指示: 大王埼灯台を訪ねる紀行文の最後の一文を受けて、その先を書き継いでください。

提示文:
__________

伊勢志摩国立公園に指定されている志摩半島の最南端にある「大王埼(だいおうさき)灯台」。太平洋の荒波が打ち寄せるダイナミックな海と空が広がる絶景を、360度のパノラマビューで楽しむことができます。絶景を満喫した後は、波切漁港でとれた新鮮な魚介類を味わえますよ!
海の難所に建てられた「大王埼灯台」
三重県志摩市大王町、志摩半島の東南端にある「大王埼灯台」。東京から新幹線のぞみで名古屋駅まで約1時間40分、近鉄特急に乗り換えて鵜方(うがた)駅まで約2時間。またそこからバスで20分という、東海地方にありながら世界の果てのような辺鄙な場所にあるのが、また魅力です。
賢島(かしこじま)に滞在していた筆者は電動自転車で行きましたが、1時間以上はかかったと思います。どこから行くにも遠いけれど、それだけに時が止まったような、都会から隔絶された素朴な雰囲気がまたいいのです。これぞ旅!という実感がわいてきます。
大王埼は昔から海の難所として知られていたそうです。大正2年(1013年)にサンマ漁船が遭難して死者51人を出し、同6年(1917年)には当時の日本海軍が誇る3,000トンの巡洋艦「音羽」がこの沖の大王岩に激突し座礁したことなどから、昭和2年(1927年)に灯台が建設され点灯されました。昭和53年(1978年)には大改修を行い、現在の姿になったそうです。
波切漁港から灯台へ
まずはバス停のある波切(なきり)漁港に到着。小さな漁港というのは実質のみで、素っ気なさがいいですね。釣り場としてもおすすめのようです。
灯台へ行く道には、真珠のアクセサリーを販売するお店がいくつかあります。養殖と卸売が本業なのでしょう。デザインの好みもありますが、百貨店や有名店よりお得な価格で購入できるはずです。
灯台へは、こんな坂道を上っていきます。
ここにも真珠店があります。灯台への坂道は、湘南・江の島の展望灯台に行く道を思わせます。でも、ほとんどのお店は閉まっており、ひなびた雰囲気が漂います。

__________

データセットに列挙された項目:
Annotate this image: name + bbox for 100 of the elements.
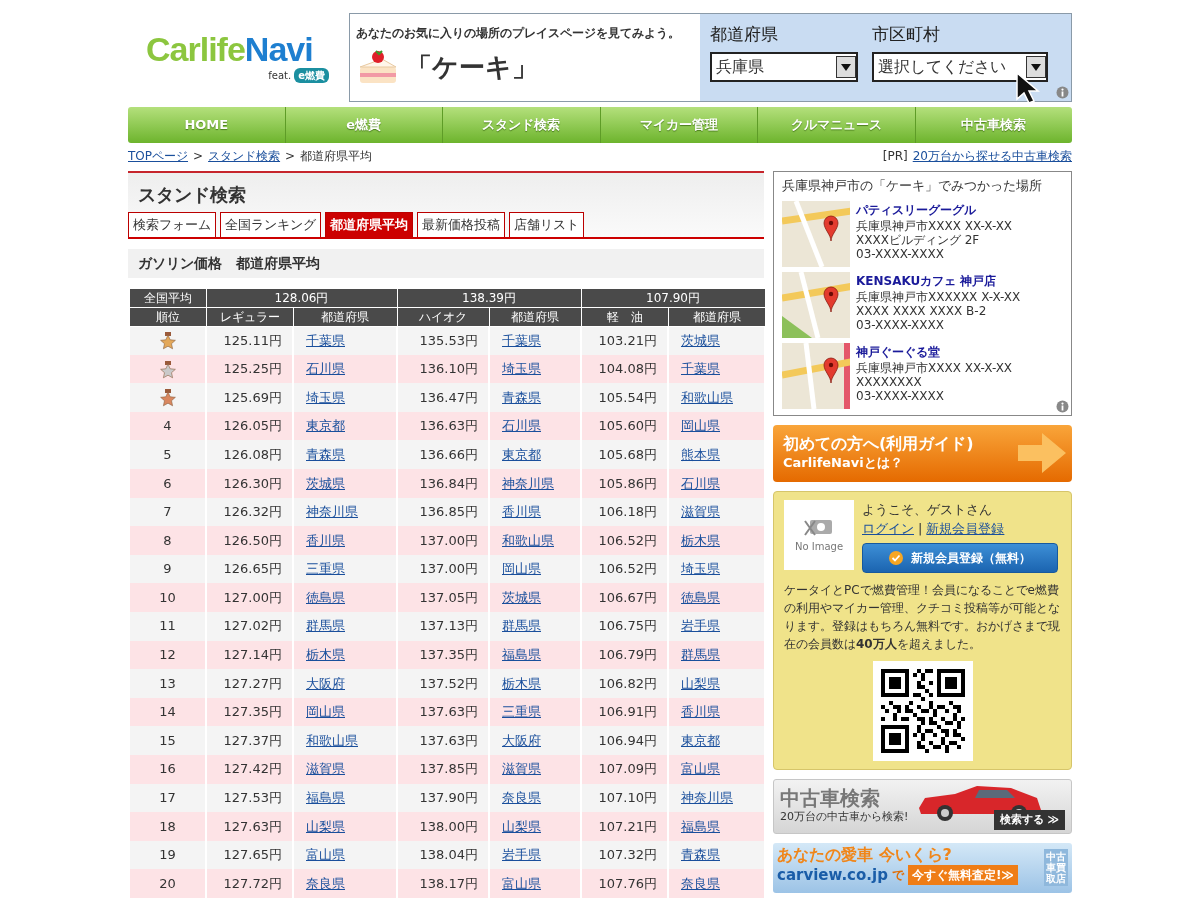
price-cell: 137.85円 bbox=[397, 754, 489, 784]
pr-link[interactable]: 20万台から探せる中古車検索 bbox=[912, 147, 1072, 165]
price-cell: 137.63円 bbox=[397, 697, 489, 727]
map-thumbnail bbox=[782, 342, 850, 409]
price-cell: 137.63円 bbox=[397, 726, 489, 755]
tab[interactable]: 全国ランキング bbox=[220, 212, 321, 237]
place-info-text: 兵庫県神戸市XXXXXX X-X-XX bbox=[856, 289, 1021, 304]
price-cell: 106.75円 bbox=[581, 611, 668, 641]
price-cell: 106.79円 bbox=[581, 640, 668, 670]
price-cell: 138.04円 bbox=[397, 840, 489, 870]
price-cell: 127.53円 bbox=[206, 783, 293, 813]
price-cell: 127.14円 bbox=[206, 640, 293, 670]
price-cell: 137.13円 bbox=[397, 611, 489, 641]
price-cell: 107.10円 bbox=[581, 783, 668, 813]
prefecture-link[interactable]: 富山県 bbox=[306, 847, 345, 863]
carview-banner[interactable]: あなたの愛車 今いくら? carview.co.jp で 今すぐ無料査定!≫ 中古車買取店 bbox=[773, 842, 1072, 893]
prefecture-link[interactable]: 福島県 bbox=[306, 790, 345, 806]
price-cell: 127.00円 bbox=[206, 583, 293, 612]
place-name-link[interactable]: 神戸ぐーぐる堂 bbox=[856, 342, 1013, 361]
link-separator: | bbox=[918, 520, 923, 538]
place-name-link[interactable]: パティスリーグーグル bbox=[856, 200, 1013, 219]
register-link[interactable]: 新規会員登録 bbox=[926, 519, 1005, 539]
login-link[interactable]: ログイン bbox=[862, 519, 914, 539]
prefecture-link[interactable]: 三重県 bbox=[306, 561, 345, 577]
price-cell: 127.35円 bbox=[206, 697, 293, 727]
used-car-banner[interactable]: 中古車検索 20万台の中古車から検索! 検索する ≫ bbox=[773, 778, 1072, 834]
column-header: 全国平均 bbox=[129, 288, 206, 307]
place-info-text: 03-XXXX-XXXX bbox=[856, 246, 945, 261]
city-select[interactable]: 選択してください bbox=[872, 51, 1048, 82]
prefecture-select[interactable]: 兵庫県 bbox=[710, 51, 858, 82]
prefecture-link[interactable]: 群馬県 bbox=[306, 618, 345, 634]
rank-cell: 4 bbox=[129, 411, 206, 441]
price-cell: 107.76円 bbox=[581, 869, 668, 898]
section-subtitle: ガソリン価格 都道府県平均 bbox=[128, 248, 764, 278]
guide-banner-subtitle: CarlifeNaviとは？ bbox=[783, 453, 904, 472]
field-label: 都道府県 bbox=[710, 23, 779, 46]
place-name-link[interactable]: KENSAKUカフェ 神戸店 bbox=[856, 271, 1021, 290]
rank-cell: 5 bbox=[129, 440, 206, 469]
price-cell: 127.63円 bbox=[206, 812, 293, 841]
tab[interactable]: 都道府県平均 bbox=[325, 212, 413, 237]
price-cell: 137.52円 bbox=[397, 669, 489, 698]
mouse-cursor-icon bbox=[1015, 71, 1041, 105]
prefecture-link[interactable]: 滋賀県 bbox=[306, 761, 345, 777]
prefecture-link[interactable]: 岡山県 bbox=[306, 704, 345, 720]
prefecture-link[interactable]: 栃木県 bbox=[306, 647, 345, 663]
price-cell: 106.52円 bbox=[581, 554, 668, 584]
price-cell: 138.17円 bbox=[397, 869, 489, 898]
price-cell: 136.84円 bbox=[397, 468, 489, 498]
price-cell: 125.25円 bbox=[206, 354, 293, 384]
tab[interactable]: 最新価格投稿 bbox=[417, 212, 505, 237]
prefecture-link[interactable]: 茨城県 bbox=[306, 475, 345, 491]
register-button[interactable]: 新規会員登録（無料） bbox=[862, 542, 1058, 573]
price-cell: 136.63円 bbox=[397, 411, 489, 441]
breadcrumb-link[interactable]: TOPページ bbox=[128, 147, 188, 165]
price-cell: 127.02円 bbox=[206, 611, 293, 641]
price-cell: 106.94円 bbox=[581, 726, 668, 755]
greeting-text: ようこそ、ゲストさん bbox=[862, 500, 993, 519]
map-thumbnail bbox=[782, 200, 850, 267]
place-info-text: 兵庫県神戸市XXXX XX-X-XX bbox=[856, 218, 1013, 233]
member-description: ケータイとPCで燃費管理！会員になることでe燃費の利用やマイカー管理、クチコミ投稿等が可能となります。登録はもちろん無料です。おかげさまで現在の会員数は40万人を超えました。 bbox=[784, 581, 1061, 653]
rank-cell: 8 bbox=[129, 526, 206, 555]
average-price: 138.39円 bbox=[397, 288, 581, 307]
price-cell: 135.53円 bbox=[397, 326, 489, 355]
check-icon bbox=[889, 550, 903, 565]
price-cell: 137.05円 bbox=[397, 583, 489, 612]
map-thumbnail bbox=[782, 271, 850, 338]
price-cell: 126.30円 bbox=[206, 468, 293, 498]
average-price: 107.90円 bbox=[581, 288, 765, 307]
place-info-text: 03-XXXX-XXXX bbox=[856, 388, 945, 403]
price-cell: 125.69円 bbox=[206, 383, 293, 412]
price-cell: 137.90円 bbox=[397, 783, 489, 813]
prefecture-link[interactable]: 石川県 bbox=[306, 361, 345, 377]
tab[interactable]: 検索フォーム bbox=[128, 212, 216, 237]
feat-text: feat. bbox=[268, 69, 292, 83]
price-cell: 105.54円 bbox=[581, 383, 668, 412]
price-cell: 126.50円 bbox=[206, 526, 293, 555]
e-nenpi-badge: e燃費 bbox=[294, 68, 329, 83]
price-cell: 136.10円 bbox=[397, 354, 489, 384]
price-cell: 137.00円 bbox=[397, 526, 489, 555]
carview-site-text: carview.co.jp bbox=[777, 864, 888, 886]
place-info-text: XXXXXXXX bbox=[856, 374, 923, 389]
tab[interactable]: 店舗リスト bbox=[509, 212, 584, 237]
price-cell: 103.21円 bbox=[581, 326, 668, 355]
price-cell: 106.18円 bbox=[581, 497, 668, 527]
price-cell: 127.72円 bbox=[206, 869, 293, 898]
price-cell: 137.35円 bbox=[397, 640, 489, 670]
breadcrumb-link[interactable]: スタンド検索 bbox=[208, 147, 281, 165]
field-label: 市区町村 bbox=[872, 23, 941, 46]
price-cell: 137.00円 bbox=[397, 554, 489, 584]
shop-sign-text: 中古車買取店 bbox=[1044, 849, 1068, 886]
price-cell: 107.09円 bbox=[581, 754, 668, 784]
price-cell: 105.68円 bbox=[581, 440, 668, 469]
rank-cell: 18 bbox=[129, 812, 206, 841]
site-logo[interactable]: CarlifeNavi bbox=[146, 32, 313, 66]
price-cell: 126.32円 bbox=[206, 497, 293, 527]
prefecture-link[interactable]: 東京都 bbox=[306, 418, 345, 434]
price-cell: 106.67円 bbox=[581, 583, 668, 612]
guide-banner-title: 初めての方へ(利用ガイド) bbox=[783, 433, 974, 453]
ad-keyword: 「ケーキ」 bbox=[406, 51, 538, 84]
price-cell: 104.08円 bbox=[581, 354, 668, 384]
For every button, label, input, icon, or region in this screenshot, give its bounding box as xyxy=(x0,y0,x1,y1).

__________

出力結果:
食事ができると思っていたお店は、その日は人手が足りないそうで店頭販売のみでした。
ほどなく大王埼灯台に到着。青空に白亜の灯台が映えます。
灯台に来ると、地の果てにたどり着いたような感じがして、旅情をそそられるのですよね。
太平洋の大海原と水平線が広がる絶景!
階段を上っていくと、途中に小部屋があります。絵になる風景が多いことから、大王埼は「絵かきの町」といわれているそうです。こちらには灯台を描いた数多くの絵が飾られています。
この部屋を出たところから見る海はこんな感じです。先に何も阻むものがない、一直線の水平線を見ていると心が解放されていくようです。
真下には岩を取り巻くように波が渦巻いています。
頂上からの景色です。志摩半島南部を見渡せます。
灯台をより深く理解できる「大王埼灯台ミュージアム」
灯台を下りると、「大王埼灯台ミュージアム」があります。日常生活では灯台のことを考える機会は、なかなかないと思いますが、こちらでは灯台の役割や仕組み、歴史などをより深く知ることができますよ。
クイズ形式になっていたり、
映像で見ることもでき、わかりやすく解説してくれます。かつては灯台守という職業があり、彼らは一年中休むことなく働いていたそうです。灯台やその近くに家族と共に暮らしながら、船の安全な航行を支えていました。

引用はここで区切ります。